**WRITTEN EXERCISE:** Give a verbatim quotation of every record.

**STORED DATA:**
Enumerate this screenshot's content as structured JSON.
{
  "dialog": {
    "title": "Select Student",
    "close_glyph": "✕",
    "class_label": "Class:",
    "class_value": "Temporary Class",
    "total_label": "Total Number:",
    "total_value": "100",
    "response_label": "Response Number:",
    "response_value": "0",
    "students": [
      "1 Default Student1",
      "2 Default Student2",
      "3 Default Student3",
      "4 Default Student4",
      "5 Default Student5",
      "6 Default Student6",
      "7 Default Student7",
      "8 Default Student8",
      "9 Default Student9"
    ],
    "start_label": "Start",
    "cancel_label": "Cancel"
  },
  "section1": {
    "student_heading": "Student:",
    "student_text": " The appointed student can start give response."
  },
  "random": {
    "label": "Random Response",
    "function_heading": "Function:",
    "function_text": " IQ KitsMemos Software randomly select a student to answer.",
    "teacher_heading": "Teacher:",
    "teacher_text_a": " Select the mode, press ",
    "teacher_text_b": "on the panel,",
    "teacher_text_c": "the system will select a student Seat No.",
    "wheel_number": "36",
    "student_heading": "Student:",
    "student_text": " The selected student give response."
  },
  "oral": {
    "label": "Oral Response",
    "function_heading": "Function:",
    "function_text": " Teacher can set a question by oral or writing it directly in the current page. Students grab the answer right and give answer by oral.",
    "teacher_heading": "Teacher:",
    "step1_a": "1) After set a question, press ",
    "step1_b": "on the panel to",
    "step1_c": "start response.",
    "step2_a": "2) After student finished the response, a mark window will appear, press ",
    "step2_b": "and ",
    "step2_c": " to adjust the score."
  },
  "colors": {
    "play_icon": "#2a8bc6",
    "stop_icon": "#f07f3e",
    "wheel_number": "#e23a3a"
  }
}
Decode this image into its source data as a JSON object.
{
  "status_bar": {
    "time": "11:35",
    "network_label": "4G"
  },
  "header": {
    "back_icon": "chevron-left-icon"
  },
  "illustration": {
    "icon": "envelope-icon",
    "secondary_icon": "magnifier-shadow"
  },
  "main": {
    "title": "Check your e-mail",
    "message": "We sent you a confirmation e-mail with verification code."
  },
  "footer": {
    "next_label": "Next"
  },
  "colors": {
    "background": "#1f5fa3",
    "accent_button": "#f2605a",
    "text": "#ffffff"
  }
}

**FULL SOLUTION:**
Enumerate this screenshot's content as structured JSON.
{
  "dialog": {
    "title": "Select Student",
    "close_glyph": "✕",
    "class_label": "Class:",
    "class_value": "Temporary Class",
    "total_label": "Total Number:",
    "total_value": "100",
    "response_label": "Response Number:",
    "response_value": "0",
    "students": [
      "1 Default Student1",
      "2 Default Student2",
      "3 Default Student3",
      "4 Default Student4",
      "5 Default Student5",
      "6 Default Student6",
      "7 Default Student7",
      "8 Default Student8",
      "9 Default Student9"
    ],
    "start_label": "Start",
    "cancel_label": "Cancel"
  },
  "section1": {
    "student_heading": "Student:",
    "student_text": " The appointed student can start give response."
  },
  "random": {
    "label": "Random Response",
    "function_heading": "Function:",
    "function_text": " IQ KitsMemos Software randomly select a student to answer.",
    "teacher_heading": "Teacher:",
    "teacher_text_a": " Select the mode, press ",
    "teacher_text_b": "on the panel,",
    "teacher_text_c": "the system will select a student Seat No.",
    "wheel_number": "36",
    "student_heading": "Student:",
    "student_text": " The selected student give response."
  },
  "oral": {
    "label": "Oral Response",
    "function_heading": "Function:",
    "function_text": " Teacher can set a question by oral or writing it directly in the current page. Students grab the answer right and give answer by oral.",
    "teacher_heading": "Teacher:",
    "step1_a": "1) After set a question, press ",
    "step1_b": "on the panel to",
    "step1_c": "start response.",
    "step2_a": "2) After student finished the response, a mark window will appear, press ",
    "step2_b": "and ",
    "step2_c": " to adjust the score."
  },
  "colors": {
    "play_icon": "#2a8bc6",
    "stop_icon": "#f07f3e",
    "wheel_number": "#e23a3a"
  }
}
Decode this image into its source data as a JSON object.
{
  "status_bar": {
    "time": "11:35",
    "network_label": "4G"
  },
  "header": {
    "back_icon": "chevron-left-icon"
  },
  "illustration": {
    "icon": "envelope-icon",
    "secondary_icon": "magnifier-shadow"
  },
  "main": {
    "title": "Check your e-mail",
    "message": "We sent you a confirmation e-mail with verification code."
  },
  "footer": {
    "next_label": "Next"
  },
  "colors": {
    "background": "#1f5fa3",
    "accent_button": "#f2605a",
    "text": "#ffffff"
  }
}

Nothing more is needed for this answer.